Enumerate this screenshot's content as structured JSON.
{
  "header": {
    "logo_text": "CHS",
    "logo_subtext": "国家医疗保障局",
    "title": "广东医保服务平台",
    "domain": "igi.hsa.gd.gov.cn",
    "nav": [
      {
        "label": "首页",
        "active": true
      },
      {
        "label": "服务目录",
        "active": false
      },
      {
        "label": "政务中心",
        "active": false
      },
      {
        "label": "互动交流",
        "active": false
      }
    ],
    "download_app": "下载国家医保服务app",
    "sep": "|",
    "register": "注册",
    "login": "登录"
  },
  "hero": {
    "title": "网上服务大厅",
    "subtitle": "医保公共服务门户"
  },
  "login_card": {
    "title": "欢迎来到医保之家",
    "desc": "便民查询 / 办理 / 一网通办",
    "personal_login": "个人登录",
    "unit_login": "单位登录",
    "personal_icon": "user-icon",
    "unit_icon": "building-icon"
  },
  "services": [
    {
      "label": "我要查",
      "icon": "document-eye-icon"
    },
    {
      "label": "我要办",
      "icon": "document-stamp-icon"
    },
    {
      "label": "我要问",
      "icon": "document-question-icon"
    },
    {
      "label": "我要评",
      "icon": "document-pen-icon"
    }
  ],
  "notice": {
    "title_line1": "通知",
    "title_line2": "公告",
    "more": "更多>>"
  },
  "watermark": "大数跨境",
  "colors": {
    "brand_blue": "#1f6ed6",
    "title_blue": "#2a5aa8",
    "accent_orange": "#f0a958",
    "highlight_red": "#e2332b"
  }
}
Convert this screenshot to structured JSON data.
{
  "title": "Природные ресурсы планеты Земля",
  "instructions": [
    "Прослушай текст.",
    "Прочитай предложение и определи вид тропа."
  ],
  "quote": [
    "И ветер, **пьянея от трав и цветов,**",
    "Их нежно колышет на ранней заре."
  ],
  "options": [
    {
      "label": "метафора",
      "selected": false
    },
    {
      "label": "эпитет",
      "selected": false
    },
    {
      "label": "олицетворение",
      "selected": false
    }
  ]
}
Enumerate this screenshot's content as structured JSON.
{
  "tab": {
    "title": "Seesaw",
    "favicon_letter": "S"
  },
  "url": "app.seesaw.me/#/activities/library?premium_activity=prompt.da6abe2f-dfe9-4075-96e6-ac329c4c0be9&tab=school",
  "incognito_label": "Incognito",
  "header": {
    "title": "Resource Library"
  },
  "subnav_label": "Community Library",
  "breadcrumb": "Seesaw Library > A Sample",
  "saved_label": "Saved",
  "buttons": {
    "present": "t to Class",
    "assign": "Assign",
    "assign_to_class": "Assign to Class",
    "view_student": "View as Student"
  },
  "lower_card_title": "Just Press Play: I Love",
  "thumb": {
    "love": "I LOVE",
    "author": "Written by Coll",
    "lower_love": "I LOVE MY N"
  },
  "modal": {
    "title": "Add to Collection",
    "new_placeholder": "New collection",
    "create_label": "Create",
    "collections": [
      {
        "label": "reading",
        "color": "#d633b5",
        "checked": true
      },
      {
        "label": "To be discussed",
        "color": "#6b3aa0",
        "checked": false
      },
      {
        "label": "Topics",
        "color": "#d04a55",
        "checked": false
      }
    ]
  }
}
━━━━━━━━
TASK DETAILS → Print out the whole listing exactly as it appears.

SOLUTION TO THIS PROBLEM →
Enumerate this screenshot's content as structured JSON.
{
  "header": {
    "logo_text": "CHS",
    "logo_subtext": "国家医疗保障局",
    "title": "广东医保服务平台",
    "domain": "igi.hsa.gd.gov.cn",
    "nav": [
      {
        "label": "首页",
        "active": true
      },
      {
        "label": "服务目录",
        "active": false
      },
      {
        "label": "政务中心",
        "active": false
      },
      {
        "label": "互动交流",
        "active": false
      }
    ],
    "download_app": "下载国家医保服务app",
    "sep": "|",
    "register": "注册",
    "login": "登录"
  },
  "hero": {
    "title": "网上服务大厅",
    "subtitle": "医保公共服务门户"
  },
  "login_card": {
    "title": "欢迎来到医保之家",
    "desc": "便民查询 / 办理 / 一网通办",
    "personal_login": "个人登录",
    "unit_login": "单位登录",
    "personal_icon": "user-icon",
    "unit_icon": "building-icon"
  },
  "services": [
    {
      "label": "我要查",
      "icon": "document-eye-icon"
    },
    {
      "label": "我要办",
      "icon": "document-stamp-icon"
    },
    {
      "label": "我要问",
      "icon": "document-question-icon"
    },
    {
      "label": "我要评",
      "icon": "document-pen-icon"
    }
  ],
  "notice": {
    "title_line1": "通知",
    "title_line2": "公告",
    "more": "更多>>"
  },
  "watermark": "大数跨境",
  "colors": {
    "brand_blue": "#1f6ed6",
    "title_blue": "#2a5aa8",
    "accent_orange": "#f0a958",
    "highlight_red": "#e2332b"
  }
}
Convert this screenshot to structured JSON data.
{
  "title": "Природные ресурсы планеты Земля",
  "instructions": [
    "Прослушай текст.",
    "Прочитай предложение и определи вид тропа."
  ],
  "quote": [
    "И ветер, **пьянея от трав и цветов,**",
    "Их нежно колышет на ранней заре."
  ],
  "options": [
    {
      "label": "метафора",
      "selected": false
    },
    {
      "label": "эпитет",
      "selected": false
    },
    {
      "label": "олицетворение",
      "selected": false
    }
  ]
}
Enumerate this screenshot's content as structured JSON.
{
  "tab": {
    "title": "Seesaw",
    "favicon_letter": "S"
  },
  "url": "app.seesaw.me/#/activities/library?premium_activity=prompt.da6abe2f-dfe9-4075-96e6-ac329c4c0be9&tab=school",
  "incognito_label": "Incognito",
  "header": {
    "title": "Resource Library"
  },
  "subnav_label": "Community Library",
  "breadcrumb": "Seesaw Library > A Sample",
  "saved_label": "Saved",
  "buttons": {
    "present": "t to Class",
    "assign": "Assign",
    "assign_to_class": "Assign to Class",
    "view_student": "View as Student"
  },
  "lower_card_title": "Just Press Play: I Love",
  "thumb": {
    "love": "I LOVE",
    "author": "Written by Coll",
    "lower_love": "I LOVE MY N"
  },
  "modal": {
    "title": "Add to Collection",
    "new_placeholder": "New collection",
    "create_label": "Create",
    "collections": [
      {
        "label": "reading",
        "color": "#d633b5",
        "checked": true
      },
      {
        "label": "To be discussed",
        "color": "#6b3aa0",
        "checked": false
      },
      {
        "label": "Topics",
        "color": "#d04a55",
        "checked": false
      }
    ]
  }
}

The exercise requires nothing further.